DATA FOR PROCESSING:
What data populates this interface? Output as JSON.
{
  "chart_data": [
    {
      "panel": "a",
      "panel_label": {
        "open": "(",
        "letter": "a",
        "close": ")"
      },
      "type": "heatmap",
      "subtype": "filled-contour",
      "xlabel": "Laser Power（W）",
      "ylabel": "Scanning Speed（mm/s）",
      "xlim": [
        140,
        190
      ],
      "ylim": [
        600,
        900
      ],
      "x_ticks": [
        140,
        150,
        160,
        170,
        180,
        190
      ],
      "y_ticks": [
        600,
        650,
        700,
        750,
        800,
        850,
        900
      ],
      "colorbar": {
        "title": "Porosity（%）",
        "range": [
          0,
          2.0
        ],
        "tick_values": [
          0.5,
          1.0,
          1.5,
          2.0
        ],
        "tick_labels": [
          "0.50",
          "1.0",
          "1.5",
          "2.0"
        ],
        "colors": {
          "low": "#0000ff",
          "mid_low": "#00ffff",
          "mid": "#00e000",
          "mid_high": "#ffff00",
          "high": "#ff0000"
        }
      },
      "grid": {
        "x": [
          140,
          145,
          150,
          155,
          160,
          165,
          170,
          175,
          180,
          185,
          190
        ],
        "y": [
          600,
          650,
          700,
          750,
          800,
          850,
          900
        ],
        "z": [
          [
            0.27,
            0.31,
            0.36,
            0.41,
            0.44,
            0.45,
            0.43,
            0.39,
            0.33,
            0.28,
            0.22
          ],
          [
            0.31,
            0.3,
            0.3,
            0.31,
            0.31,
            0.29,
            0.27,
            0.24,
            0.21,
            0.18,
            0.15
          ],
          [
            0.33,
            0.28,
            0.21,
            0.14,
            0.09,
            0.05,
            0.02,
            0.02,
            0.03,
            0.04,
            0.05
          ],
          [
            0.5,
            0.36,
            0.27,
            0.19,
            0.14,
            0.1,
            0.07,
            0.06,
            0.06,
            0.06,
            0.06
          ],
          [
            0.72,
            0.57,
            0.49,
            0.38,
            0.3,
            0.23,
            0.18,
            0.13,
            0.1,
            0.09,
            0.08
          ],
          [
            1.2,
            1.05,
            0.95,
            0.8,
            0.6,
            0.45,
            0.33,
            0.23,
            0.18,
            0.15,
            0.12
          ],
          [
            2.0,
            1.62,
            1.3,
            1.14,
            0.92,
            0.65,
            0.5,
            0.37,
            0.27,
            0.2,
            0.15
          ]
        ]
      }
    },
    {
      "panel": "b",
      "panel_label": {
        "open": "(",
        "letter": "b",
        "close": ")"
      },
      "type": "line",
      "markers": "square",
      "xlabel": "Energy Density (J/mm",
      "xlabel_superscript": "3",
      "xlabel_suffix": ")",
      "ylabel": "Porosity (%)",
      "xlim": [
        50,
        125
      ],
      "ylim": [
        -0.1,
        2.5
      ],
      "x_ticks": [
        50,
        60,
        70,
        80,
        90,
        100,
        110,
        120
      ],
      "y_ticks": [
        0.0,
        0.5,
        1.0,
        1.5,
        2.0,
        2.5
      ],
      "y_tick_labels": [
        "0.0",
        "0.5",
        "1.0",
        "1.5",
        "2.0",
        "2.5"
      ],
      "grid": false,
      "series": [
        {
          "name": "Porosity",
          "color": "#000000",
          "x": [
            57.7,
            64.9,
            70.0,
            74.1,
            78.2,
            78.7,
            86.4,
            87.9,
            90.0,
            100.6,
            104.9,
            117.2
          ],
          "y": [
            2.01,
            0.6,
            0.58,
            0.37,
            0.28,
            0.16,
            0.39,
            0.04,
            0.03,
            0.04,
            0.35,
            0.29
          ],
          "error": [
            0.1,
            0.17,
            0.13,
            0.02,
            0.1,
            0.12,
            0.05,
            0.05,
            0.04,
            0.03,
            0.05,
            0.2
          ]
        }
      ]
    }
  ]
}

REQUIREMENT:
Reproduce the material above, every line of it, exactly.

THE COMPLETED TASK:
What data populates this interface? Output as JSON.
{
  "chart_data": [
    {
      "panel": "a",
      "panel_label": {
        "open": "(",
        "letter": "a",
        "close": ")"
      },
      "type": "heatmap",
      "subtype": "filled-contour",
      "xlabel": "Laser Power（W）",
      "ylabel": "Scanning Speed（mm/s）",
      "xlim": [
        140,
        190
      ],
      "ylim": [
        600,
        900
      ],
      "x_ticks": [
        140,
        150,
        160,
        170,
        180,
        190
      ],
      "y_ticks": [
        600,
        650,
        700,
        750,
        800,
        850,
        900
      ],
      "colorbar": {
        "title": "Porosity（%）",
        "range": [
          0,
          2.0
        ],
        "tick_values": [
          0.5,
          1.0,
          1.5,
          2.0
        ],
        "tick_labels": [
          "0.50",
          "1.0",
          "1.5",
          "2.0"
        ],
        "colors": {
          "low": "#0000ff",
          "mid_low": "#00ffff",
          "mid": "#00e000",
          "mid_high": "#ffff00",
          "high": "#ff0000"
        }
      },
      "grid": {
        "x": [
          140,
          145,
          150,
          155,
          160,
          165,
          170,
          175,
          180,
          185,
          190
        ],
        "y": [
          600,
          650,
          700,
          750,
          800,
          850,
          900
        ],
        "z": [
          [
            0.27,
            0.31,
            0.36,
            0.41,
            0.44,
            0.45,
            0.43,
            0.39,
            0.33,
            0.28,
            0.22
          ],
          [
            0.31,
            0.3,
            0.3,
            0.31,
            0.31,
            0.29,
            0.27,
            0.24,
            0.21,
            0.18,
            0.15
          ],
          [
            0.33,
            0.28,
            0.21,
            0.14,
            0.09,
            0.05,
            0.02,
            0.02,
            0.03,
            0.04,
            0.05
          ],
          [
            0.5,
            0.36,
            0.27,
            0.19,
            0.14,
            0.1,
            0.07,
            0.06,
            0.06,
            0.06,
            0.06
          ],
          [
            0.72,
            0.57,
            0.49,
            0.38,
            0.3,
            0.23,
            0.18,
            0.13,
            0.1,
            0.09,
            0.08
          ],
          [
            1.2,
            1.05,
            0.95,
            0.8,
            0.6,
            0.45,
            0.33,
            0.23,
            0.18,
            0.15,
            0.12
          ],
          [
            2.0,
            1.62,
            1.3,
            1.14,
            0.92,
            0.65,
            0.5,
            0.37,
            0.27,
            0.2,
            0.15
          ]
        ]
      }
    },
    {
      "panel": "b",
      "panel_label": {
        "open": "(",
        "letter": "b",
        "close": ")"
      },
      "type": "line",
      "markers": "square",
      "xlabel": "Energy Density (J/mm",
      "xlabel_superscript": "3",
      "xlabel_suffix": ")",
      "ylabel": "Porosity (%)",
      "xlim": [
        50,
        125
      ],
      "ylim": [
        -0.1,
        2.5
      ],
      "x_ticks": [
        50,
        60,
        70,
        80,
        90,
        100,
        110,
        120
      ],
      "y_ticks": [
        0.0,
        0.5,
        1.0,
        1.5,
        2.0,
        2.5
      ],
      "y_tick_labels": [
        "0.0",
        "0.5",
        "1.0",
        "1.5",
        "2.0",
        "2.5"
      ],
      "grid": false,
      "series": [
        {
          "name": "Porosity",
          "color": "#000000",
          "x": [
            57.7,
            64.9,
            70.0,
            74.1,
            78.2,
            78.7,
            86.4,
            87.9,
            90.0,
            100.6,
            104.9,
            117.2
          ],
          "y": [
            2.01,
            0.6,
            0.58,
            0.37,
            0.28,
            0.16,
            0.39,
            0.04,
            0.03,
            0.04,
            0.35,
            0.29
          ],
          "error": [
            0.1,
            0.17,
            0.13,
            0.02,
            0.1,
            0.12,
            0.05,
            0.05,
            0.04,
            0.03,
            0.05,
            0.2
          ]
        }
      ]
    }
  ]
}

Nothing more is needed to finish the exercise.